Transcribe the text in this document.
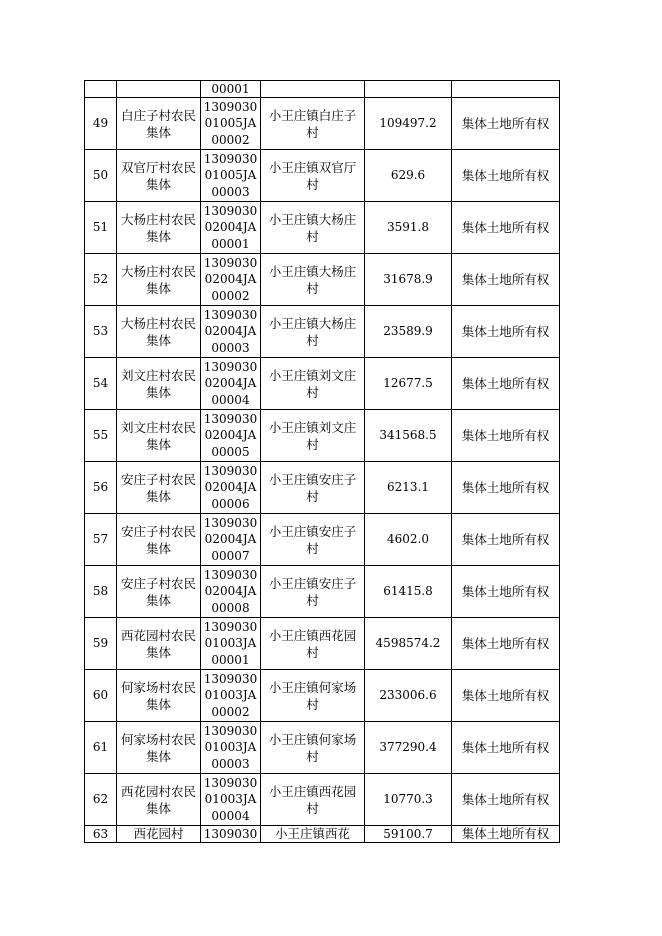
		00001			
49	白庄子村农民集体	130903001005JA00002	小王庄镇白庄子村	109497.2	集体土地所有权
50	双官厅村农民集体	130903001005JA00003	小王庄镇双官厅村	629.6	集体土地所有权
51	大杨庄村农民集体	130903002004JA00001	小王庄镇大杨庄村	3591.8	集体土地所有权
52	大杨庄村农民集体	130903002004JA00002	小王庄镇大杨庄村	31678.9	集体土地所有权
53	大杨庄村农民集体	130903002004JA00003	小王庄镇大杨庄村	23589.9	集体土地所有权
54	刘文庄村农民集体	130903002004JA00004	小王庄镇刘文庄村	12677.5	集体土地所有权
55	刘文庄村农民集体	130903002004JA00005	小王庄镇刘文庄村	341568.5	集体土地所有权
56	安庄子村农民集体	130903002004JA00006	小王庄镇安庄子村	6213.1	集体土地所有权
57	安庄子村农民集体	130903002004JA00007	小王庄镇安庄子村	4602.0	集体土地所有权
58	安庄子村农民集体	130903002004JA00008	小王庄镇安庄子村	61415.8	集体土地所有权
59	西花园村农民集体	130903001003JA00001	小王庄镇西花园村	4598574.2	集体土地所有权
60	何家场村农民集体	130903001003JA00002	小王庄镇何家场村	233006.6	集体土地所有权
61	何家场村农民集体	130903001003JA00003	小王庄镇何家场村	377290.4	集体土地所有权
62	西花园村农民集体	130903001003JA00004	小王庄镇西花园村	10770.3	集体土地所有权
63	西花园村	1309030	小王庄镇西花	59100.7	集体土地所有权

[PROBLEM TO SOLVE] How many of the lines above hold "小王庄镇刘文庄村"? Answer with only the number.

[REPLY TO THE EXERCISE] 2